Description of the task: Check each line for the word "Daily" and report how many have it. Give nothing else.

Working data:
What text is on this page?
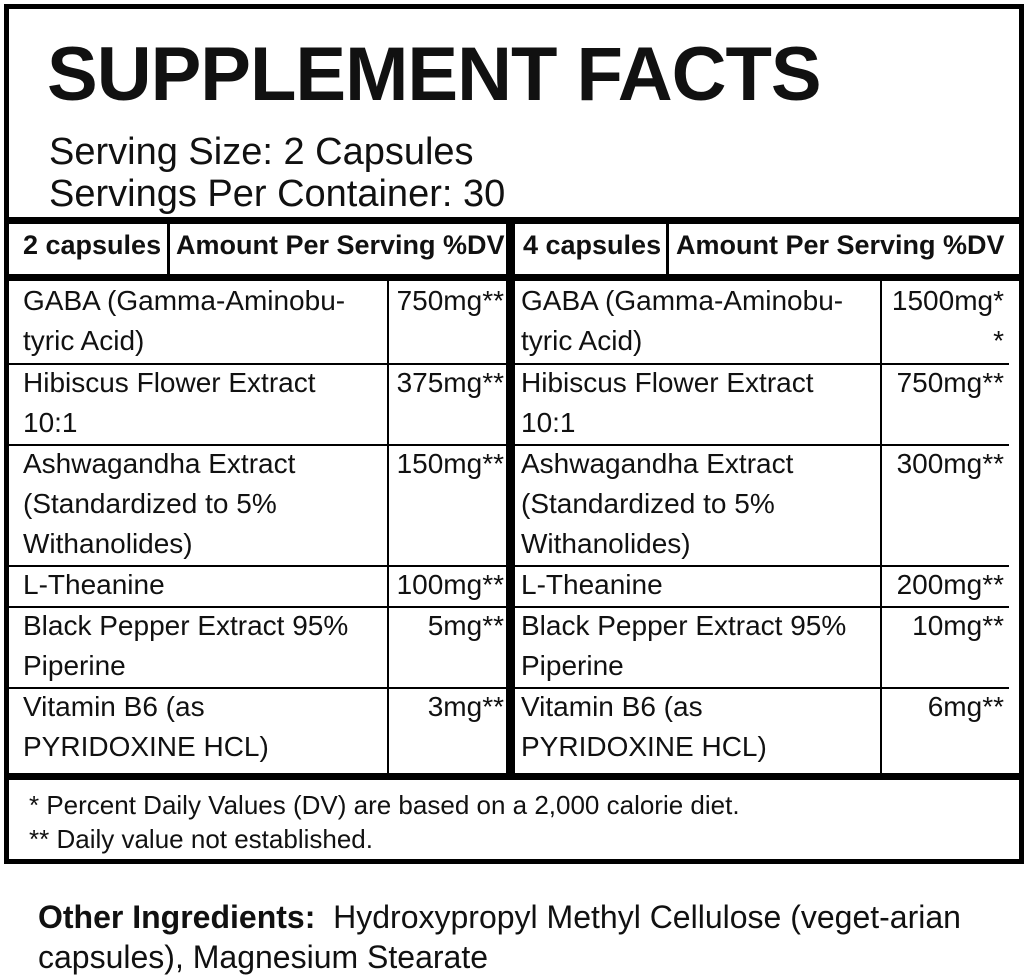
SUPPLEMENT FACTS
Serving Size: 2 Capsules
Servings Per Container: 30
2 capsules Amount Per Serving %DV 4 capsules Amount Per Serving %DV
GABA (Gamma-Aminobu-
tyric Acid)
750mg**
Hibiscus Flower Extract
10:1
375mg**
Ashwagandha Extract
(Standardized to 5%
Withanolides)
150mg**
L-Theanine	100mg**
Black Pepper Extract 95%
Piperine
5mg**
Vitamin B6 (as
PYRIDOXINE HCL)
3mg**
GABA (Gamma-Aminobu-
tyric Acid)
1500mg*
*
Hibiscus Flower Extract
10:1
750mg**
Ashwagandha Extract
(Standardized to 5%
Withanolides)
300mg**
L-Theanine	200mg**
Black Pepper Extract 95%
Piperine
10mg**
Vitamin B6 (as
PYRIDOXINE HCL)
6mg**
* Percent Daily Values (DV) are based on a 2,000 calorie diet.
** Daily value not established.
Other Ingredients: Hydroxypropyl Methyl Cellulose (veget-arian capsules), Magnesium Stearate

The response: 2